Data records
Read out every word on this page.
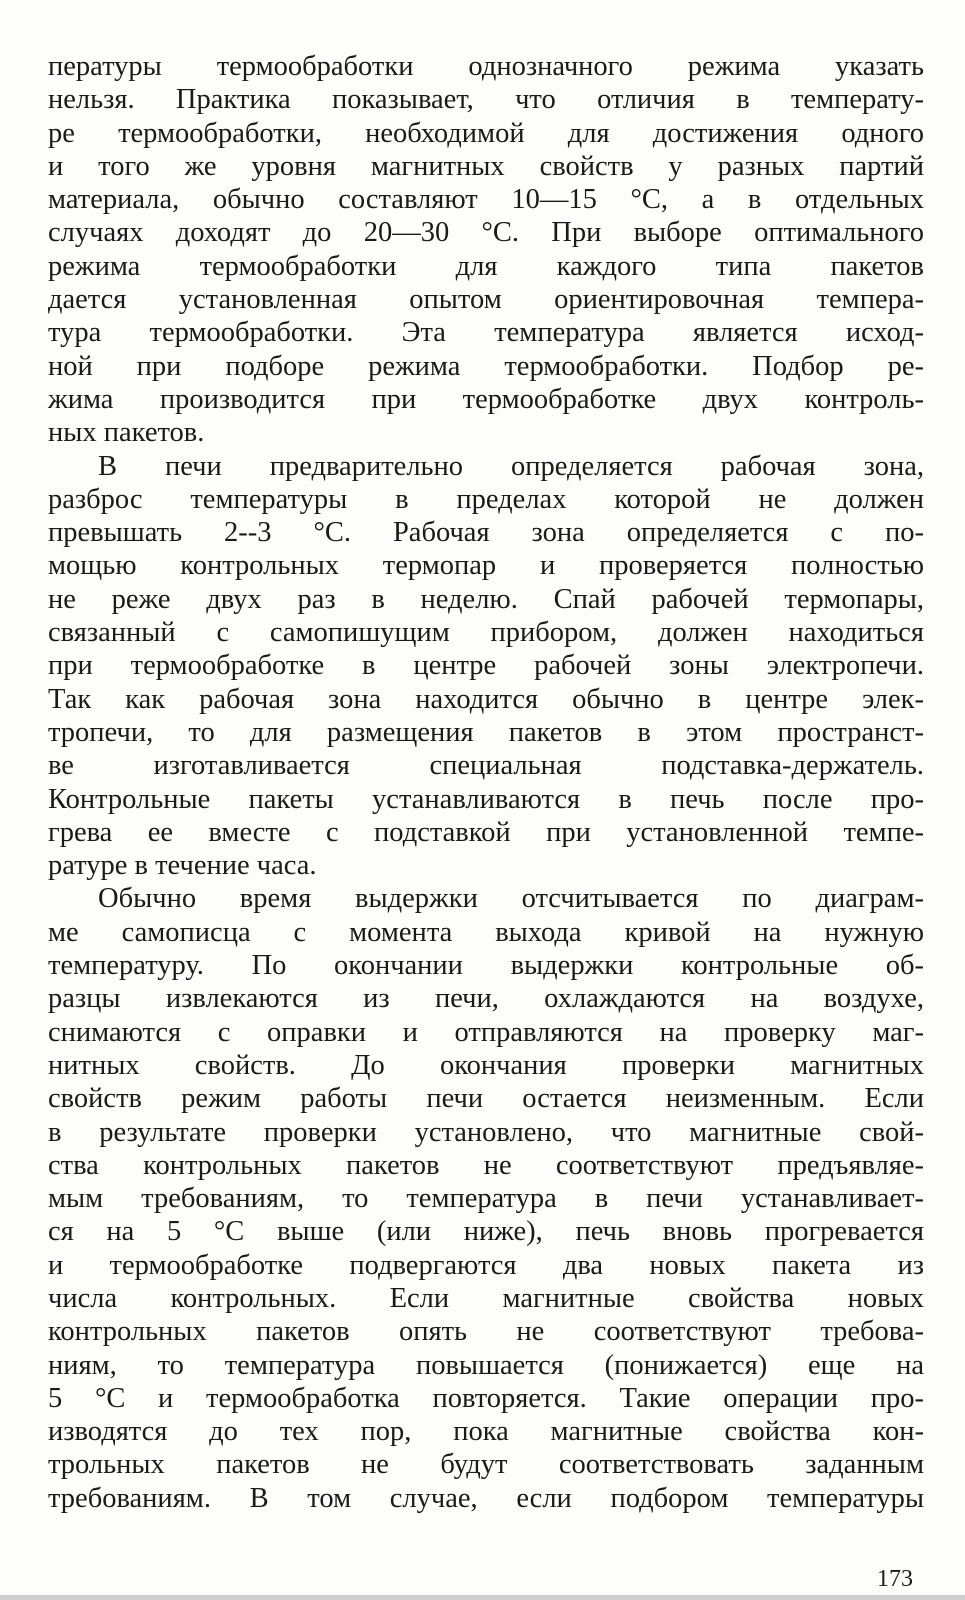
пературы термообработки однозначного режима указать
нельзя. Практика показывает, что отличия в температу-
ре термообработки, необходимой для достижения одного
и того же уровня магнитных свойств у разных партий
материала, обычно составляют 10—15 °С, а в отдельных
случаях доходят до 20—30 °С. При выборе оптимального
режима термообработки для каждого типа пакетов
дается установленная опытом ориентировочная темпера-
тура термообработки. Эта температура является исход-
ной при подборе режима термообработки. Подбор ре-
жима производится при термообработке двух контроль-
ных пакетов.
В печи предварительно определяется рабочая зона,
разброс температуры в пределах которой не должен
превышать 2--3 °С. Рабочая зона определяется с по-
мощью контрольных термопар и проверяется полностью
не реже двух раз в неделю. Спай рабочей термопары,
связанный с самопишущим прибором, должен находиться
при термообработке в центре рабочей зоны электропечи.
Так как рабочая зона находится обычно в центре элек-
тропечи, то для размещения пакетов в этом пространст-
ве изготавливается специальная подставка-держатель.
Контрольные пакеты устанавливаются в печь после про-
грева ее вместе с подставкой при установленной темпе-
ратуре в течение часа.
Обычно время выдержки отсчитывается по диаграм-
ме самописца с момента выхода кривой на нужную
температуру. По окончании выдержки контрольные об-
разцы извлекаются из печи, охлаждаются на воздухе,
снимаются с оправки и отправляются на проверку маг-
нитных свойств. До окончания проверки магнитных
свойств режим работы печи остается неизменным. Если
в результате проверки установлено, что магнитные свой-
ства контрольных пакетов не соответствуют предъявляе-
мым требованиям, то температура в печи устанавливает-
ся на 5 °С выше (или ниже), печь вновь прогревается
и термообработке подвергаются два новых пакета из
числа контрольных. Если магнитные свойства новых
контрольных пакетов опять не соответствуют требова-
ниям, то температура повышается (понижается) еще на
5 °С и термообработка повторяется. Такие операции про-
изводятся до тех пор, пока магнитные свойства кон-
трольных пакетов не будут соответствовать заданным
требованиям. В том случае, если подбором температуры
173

_STATED TASK_. Copy every line above that holds the word "проверки".

_ANSWER TO THE EXERCISE_.
нитных свойств. До окончания проверки магнитных
в результате проверки установлено, что магнитные свой-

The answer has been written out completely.